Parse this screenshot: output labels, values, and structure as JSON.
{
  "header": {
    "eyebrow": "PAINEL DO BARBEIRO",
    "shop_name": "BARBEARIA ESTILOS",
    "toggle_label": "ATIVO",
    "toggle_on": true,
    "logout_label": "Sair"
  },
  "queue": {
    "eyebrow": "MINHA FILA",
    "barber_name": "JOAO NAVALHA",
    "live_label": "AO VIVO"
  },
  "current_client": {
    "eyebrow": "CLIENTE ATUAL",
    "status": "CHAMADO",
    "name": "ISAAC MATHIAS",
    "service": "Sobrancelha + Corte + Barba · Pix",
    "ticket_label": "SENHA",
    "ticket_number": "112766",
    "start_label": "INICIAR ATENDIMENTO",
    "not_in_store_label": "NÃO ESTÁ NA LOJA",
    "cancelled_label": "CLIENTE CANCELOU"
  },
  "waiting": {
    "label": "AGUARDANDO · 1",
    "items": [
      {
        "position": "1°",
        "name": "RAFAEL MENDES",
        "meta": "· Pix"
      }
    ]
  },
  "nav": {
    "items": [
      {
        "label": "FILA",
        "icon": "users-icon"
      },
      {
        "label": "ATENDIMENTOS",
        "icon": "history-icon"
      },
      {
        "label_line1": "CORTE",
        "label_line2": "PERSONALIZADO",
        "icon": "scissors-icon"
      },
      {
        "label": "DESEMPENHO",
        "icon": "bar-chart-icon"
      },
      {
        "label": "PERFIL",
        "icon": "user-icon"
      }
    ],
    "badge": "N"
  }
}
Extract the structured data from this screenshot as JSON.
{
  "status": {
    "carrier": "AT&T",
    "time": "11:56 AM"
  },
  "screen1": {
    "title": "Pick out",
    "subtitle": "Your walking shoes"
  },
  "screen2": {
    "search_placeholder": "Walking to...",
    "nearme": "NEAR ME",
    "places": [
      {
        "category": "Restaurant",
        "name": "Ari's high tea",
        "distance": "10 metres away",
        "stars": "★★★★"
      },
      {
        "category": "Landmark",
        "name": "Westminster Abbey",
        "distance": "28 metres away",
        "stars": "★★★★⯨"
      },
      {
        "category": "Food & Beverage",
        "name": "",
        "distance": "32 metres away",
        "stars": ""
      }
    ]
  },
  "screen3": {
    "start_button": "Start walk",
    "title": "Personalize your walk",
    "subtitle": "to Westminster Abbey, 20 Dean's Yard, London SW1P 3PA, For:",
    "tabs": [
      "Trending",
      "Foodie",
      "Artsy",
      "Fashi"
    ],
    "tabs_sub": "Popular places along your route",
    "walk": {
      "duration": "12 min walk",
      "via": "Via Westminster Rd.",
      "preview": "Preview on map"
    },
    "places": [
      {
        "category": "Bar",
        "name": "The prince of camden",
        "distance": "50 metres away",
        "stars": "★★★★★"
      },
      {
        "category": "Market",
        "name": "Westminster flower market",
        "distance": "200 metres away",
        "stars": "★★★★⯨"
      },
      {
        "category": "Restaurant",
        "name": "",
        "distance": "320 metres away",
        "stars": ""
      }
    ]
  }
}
* * * * * * *
Track down the lines that include the word "eyebrow" and copy them.

Written response |
    "eyebrow": "PAINEL DO BARBEIRO",
    "eyebrow": "MINHA FILA",
    "eyebrow": "CLIENTE ATUAL",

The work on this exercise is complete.